* _SHORT EXERCISE_
In the data below, find every line with the string "download" and pull it out.

* _THE DATA_
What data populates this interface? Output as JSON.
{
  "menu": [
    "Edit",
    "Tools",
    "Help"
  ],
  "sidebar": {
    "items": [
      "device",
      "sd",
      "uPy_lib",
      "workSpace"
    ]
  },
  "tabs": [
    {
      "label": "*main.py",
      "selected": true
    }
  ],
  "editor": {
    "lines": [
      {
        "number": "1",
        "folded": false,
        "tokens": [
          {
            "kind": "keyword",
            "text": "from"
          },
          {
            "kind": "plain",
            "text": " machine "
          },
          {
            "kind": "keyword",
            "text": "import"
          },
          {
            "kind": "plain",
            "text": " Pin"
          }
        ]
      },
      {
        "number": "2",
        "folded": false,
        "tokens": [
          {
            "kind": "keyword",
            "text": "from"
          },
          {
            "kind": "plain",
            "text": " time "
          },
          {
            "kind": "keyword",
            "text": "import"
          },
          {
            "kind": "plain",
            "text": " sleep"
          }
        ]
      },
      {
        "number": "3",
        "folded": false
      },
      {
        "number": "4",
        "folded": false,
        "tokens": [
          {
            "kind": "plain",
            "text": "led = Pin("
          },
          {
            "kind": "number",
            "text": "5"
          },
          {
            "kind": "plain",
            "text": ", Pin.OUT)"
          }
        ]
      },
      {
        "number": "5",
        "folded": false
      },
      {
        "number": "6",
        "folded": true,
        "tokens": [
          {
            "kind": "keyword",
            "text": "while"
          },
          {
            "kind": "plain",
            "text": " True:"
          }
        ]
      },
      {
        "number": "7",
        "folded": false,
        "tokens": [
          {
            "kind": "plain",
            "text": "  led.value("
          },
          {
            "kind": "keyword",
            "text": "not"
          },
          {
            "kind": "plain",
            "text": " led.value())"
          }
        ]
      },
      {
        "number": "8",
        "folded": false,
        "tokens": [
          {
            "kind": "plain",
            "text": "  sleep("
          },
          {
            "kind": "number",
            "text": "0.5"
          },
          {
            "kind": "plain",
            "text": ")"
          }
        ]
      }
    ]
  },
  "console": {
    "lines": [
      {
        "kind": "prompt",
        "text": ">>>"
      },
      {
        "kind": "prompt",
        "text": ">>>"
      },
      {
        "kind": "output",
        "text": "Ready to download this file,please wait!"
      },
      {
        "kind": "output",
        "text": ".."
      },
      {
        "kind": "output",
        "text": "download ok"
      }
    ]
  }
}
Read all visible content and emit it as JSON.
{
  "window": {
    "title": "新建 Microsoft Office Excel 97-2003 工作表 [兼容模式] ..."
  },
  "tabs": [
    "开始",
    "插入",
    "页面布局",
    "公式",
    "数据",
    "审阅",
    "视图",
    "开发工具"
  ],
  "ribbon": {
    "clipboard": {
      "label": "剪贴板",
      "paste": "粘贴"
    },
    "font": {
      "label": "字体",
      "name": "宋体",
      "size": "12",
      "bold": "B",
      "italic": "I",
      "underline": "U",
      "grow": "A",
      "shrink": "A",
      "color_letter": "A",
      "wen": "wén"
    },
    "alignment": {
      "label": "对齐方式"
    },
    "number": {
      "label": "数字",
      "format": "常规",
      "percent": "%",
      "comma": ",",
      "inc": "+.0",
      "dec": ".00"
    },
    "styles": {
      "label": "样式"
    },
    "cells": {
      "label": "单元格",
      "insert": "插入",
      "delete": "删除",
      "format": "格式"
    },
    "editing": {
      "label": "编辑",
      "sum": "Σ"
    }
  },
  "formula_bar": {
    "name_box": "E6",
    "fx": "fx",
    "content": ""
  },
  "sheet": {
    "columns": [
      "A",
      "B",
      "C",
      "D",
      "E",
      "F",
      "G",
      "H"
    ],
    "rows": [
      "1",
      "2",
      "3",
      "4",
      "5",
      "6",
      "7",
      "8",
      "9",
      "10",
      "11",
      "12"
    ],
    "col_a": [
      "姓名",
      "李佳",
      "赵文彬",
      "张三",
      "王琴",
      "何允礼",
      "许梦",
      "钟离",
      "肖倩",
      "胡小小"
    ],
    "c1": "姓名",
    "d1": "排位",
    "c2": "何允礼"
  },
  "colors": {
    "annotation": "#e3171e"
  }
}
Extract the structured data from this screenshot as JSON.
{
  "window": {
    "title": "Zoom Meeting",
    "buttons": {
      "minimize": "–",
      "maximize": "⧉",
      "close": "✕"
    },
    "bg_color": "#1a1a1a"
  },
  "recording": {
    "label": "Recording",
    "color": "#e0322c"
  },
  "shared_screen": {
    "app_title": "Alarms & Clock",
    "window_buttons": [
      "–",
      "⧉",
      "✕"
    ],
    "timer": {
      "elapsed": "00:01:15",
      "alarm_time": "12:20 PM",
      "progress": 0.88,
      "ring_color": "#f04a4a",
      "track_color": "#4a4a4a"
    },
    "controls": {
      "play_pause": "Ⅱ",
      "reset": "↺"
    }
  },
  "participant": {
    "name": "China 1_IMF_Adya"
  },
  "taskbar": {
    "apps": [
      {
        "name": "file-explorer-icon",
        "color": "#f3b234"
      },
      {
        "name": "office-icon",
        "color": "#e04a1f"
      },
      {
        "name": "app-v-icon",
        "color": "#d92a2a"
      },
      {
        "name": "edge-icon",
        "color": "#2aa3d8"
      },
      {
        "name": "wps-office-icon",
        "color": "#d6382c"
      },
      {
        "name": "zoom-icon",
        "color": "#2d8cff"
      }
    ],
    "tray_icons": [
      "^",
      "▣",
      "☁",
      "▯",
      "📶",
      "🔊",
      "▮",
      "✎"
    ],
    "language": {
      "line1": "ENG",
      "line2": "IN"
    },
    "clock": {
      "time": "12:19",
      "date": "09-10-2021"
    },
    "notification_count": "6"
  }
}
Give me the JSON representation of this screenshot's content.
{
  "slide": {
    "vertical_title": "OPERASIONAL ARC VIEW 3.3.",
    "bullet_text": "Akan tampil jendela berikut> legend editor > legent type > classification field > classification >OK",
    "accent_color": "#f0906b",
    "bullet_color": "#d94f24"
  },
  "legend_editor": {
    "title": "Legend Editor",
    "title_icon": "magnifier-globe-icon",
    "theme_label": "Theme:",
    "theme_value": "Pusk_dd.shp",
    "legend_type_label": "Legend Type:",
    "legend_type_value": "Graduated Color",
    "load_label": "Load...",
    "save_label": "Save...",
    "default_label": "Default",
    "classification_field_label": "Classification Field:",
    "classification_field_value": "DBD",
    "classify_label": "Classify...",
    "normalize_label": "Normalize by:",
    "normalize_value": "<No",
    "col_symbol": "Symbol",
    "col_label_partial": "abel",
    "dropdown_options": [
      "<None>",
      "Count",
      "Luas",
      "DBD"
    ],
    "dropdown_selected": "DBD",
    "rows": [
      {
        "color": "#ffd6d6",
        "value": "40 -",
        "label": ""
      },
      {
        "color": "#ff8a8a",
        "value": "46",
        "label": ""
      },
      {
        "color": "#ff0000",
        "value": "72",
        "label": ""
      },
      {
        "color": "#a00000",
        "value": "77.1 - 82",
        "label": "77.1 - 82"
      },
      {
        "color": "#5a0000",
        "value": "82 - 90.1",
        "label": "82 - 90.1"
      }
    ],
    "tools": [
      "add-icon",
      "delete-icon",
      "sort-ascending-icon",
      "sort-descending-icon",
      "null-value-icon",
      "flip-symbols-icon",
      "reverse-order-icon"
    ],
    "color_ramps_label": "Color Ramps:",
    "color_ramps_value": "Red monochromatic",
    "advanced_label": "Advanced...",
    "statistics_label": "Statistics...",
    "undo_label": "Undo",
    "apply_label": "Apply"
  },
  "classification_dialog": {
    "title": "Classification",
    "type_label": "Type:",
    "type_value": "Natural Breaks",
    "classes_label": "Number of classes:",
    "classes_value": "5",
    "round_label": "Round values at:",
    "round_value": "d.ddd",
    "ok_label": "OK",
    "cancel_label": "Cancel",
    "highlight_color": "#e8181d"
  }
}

* _EXERCISE RESULT_
        "text": "Ready to download this file,please wait!"
        "text": "download ok"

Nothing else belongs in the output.